* **TASK OBJECTIVE**
Omit every picture, then give all the entries again exactly.

*** INFORMATION SUPPLIED

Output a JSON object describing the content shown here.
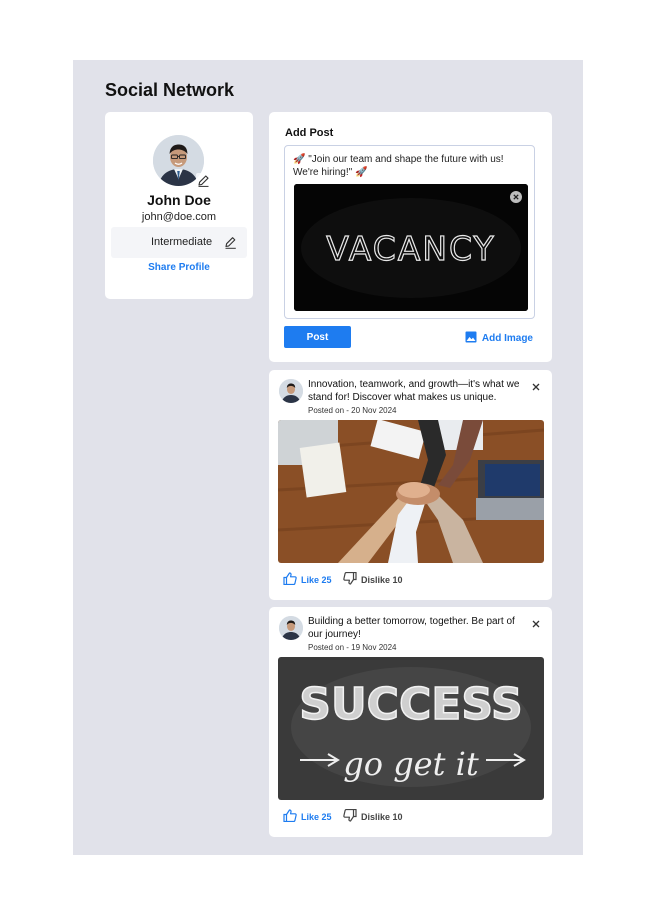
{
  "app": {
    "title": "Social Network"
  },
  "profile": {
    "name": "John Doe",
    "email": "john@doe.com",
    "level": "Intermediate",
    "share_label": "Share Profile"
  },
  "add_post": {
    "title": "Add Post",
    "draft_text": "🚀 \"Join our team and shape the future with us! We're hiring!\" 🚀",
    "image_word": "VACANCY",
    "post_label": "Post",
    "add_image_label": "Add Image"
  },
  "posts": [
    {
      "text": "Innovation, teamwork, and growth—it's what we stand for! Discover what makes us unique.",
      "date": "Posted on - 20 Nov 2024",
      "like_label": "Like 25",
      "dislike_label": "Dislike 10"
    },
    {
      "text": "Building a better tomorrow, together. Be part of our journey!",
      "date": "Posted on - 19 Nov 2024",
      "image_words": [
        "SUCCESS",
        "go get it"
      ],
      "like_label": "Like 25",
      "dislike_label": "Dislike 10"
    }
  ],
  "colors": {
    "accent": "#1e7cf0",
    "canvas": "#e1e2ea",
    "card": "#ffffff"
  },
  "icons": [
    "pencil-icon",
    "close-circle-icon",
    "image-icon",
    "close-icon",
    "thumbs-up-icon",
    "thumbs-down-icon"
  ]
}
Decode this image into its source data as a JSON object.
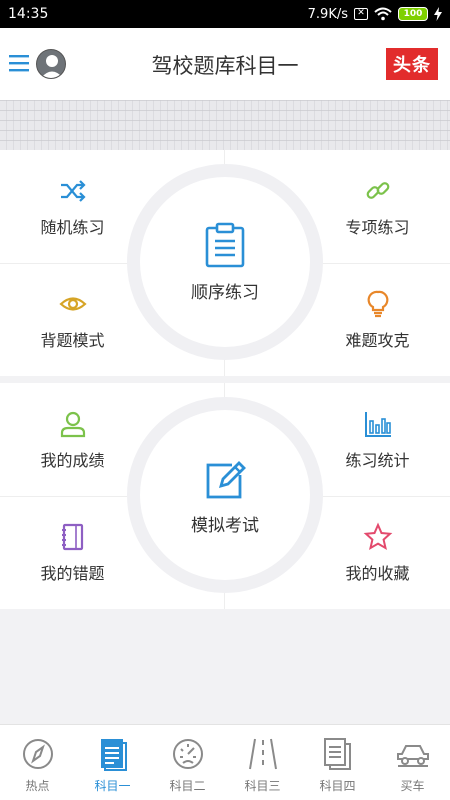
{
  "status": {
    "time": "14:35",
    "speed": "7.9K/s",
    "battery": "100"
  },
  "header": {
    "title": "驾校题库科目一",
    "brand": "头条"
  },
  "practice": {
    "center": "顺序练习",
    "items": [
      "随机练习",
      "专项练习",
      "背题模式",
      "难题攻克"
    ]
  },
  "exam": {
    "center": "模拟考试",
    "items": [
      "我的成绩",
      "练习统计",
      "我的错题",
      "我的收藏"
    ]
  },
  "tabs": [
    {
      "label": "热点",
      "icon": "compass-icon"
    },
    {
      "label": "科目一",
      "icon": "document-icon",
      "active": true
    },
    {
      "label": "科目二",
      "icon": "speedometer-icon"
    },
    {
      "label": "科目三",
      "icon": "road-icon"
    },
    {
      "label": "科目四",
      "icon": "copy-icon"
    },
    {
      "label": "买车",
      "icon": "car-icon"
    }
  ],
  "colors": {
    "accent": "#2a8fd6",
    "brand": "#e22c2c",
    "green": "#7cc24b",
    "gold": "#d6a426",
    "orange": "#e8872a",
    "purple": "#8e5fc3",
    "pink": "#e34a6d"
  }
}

******

* **FINAL RESULT**
Output a JSON object describing the content shown here.
{
  "app": {
    "title": "Social Network"
  },
  "profile": {
    "name": "John Doe",
    "email": "john@doe.com",
    "level": "Intermediate",
    "share_label": "Share Profile"
  },
  "add_post": {
    "title": "Add Post",
    "draft_text": "🚀 \"Join our team and shape the future with us! We're hiring!\" 🚀",
    "image_word": "VACANCY",
    "post_label": "Post",
    "add_image_label": "Add Image"
  },
  "posts": [
    {
      "text": "Innovation, teamwork, and growth—it's what we stand for! Discover what makes us unique.",
      "date": "Posted on - 20 Nov 2024",
      "like_label": "Like 25",
      "dislike_label": "Dislike 10"
    },
    {
      "text": "Building a better tomorrow, together. Be part of our journey!",
      "date": "Posted on - 19 Nov 2024",
      "image_words": [
        "SUCCESS",
        "go get it"
      ],
      "like_label": "Like 25",
      "dislike_label": "Dislike 10"
    }
  ],
  "colors": {
    "accent": "#1e7cf0",
    "canvas": "#e1e2ea",
    "card": "#ffffff"
  },
  "icons": [
    "pencil-icon",
    "close-circle-icon",
    "image-icon",
    "close-icon",
    "thumbs-up-icon",
    "thumbs-down-icon"
  ]
}
Decode this image into its source data as a JSON object.
{
  "status": {
    "time": "14:35",
    "speed": "7.9K/s",
    "battery": "100"
  },
  "header": {
    "title": "驾校题库科目一",
    "brand": "头条"
  },
  "practice": {
    "center": "顺序练习",
    "items": [
      "随机练习",
      "专项练习",
      "背题模式",
      "难题攻克"
    ]
  },
  "exam": {
    "center": "模拟考试",
    "items": [
      "我的成绩",
      "练习统计",
      "我的错题",
      "我的收藏"
    ]
  },
  "tabs": [
    {
      "label": "热点",
      "icon": "compass-icon"
    },
    {
      "label": "科目一",
      "icon": "document-icon",
      "active": true
    },
    {
      "label": "科目二",
      "icon": "speedometer-icon"
    },
    {
      "label": "科目三",
      "icon": "road-icon"
    },
    {
      "label": "科目四",
      "icon": "copy-icon"
    },
    {
      "label": "买车",
      "icon": "car-icon"
    }
  ],
  "colors": {
    "accent": "#2a8fd6",
    "brand": "#e22c2c",
    "green": "#7cc24b",
    "gold": "#d6a426",
    "orange": "#e8872a",
    "purple": "#8e5fc3",
    "pink": "#e34a6d"
  }
}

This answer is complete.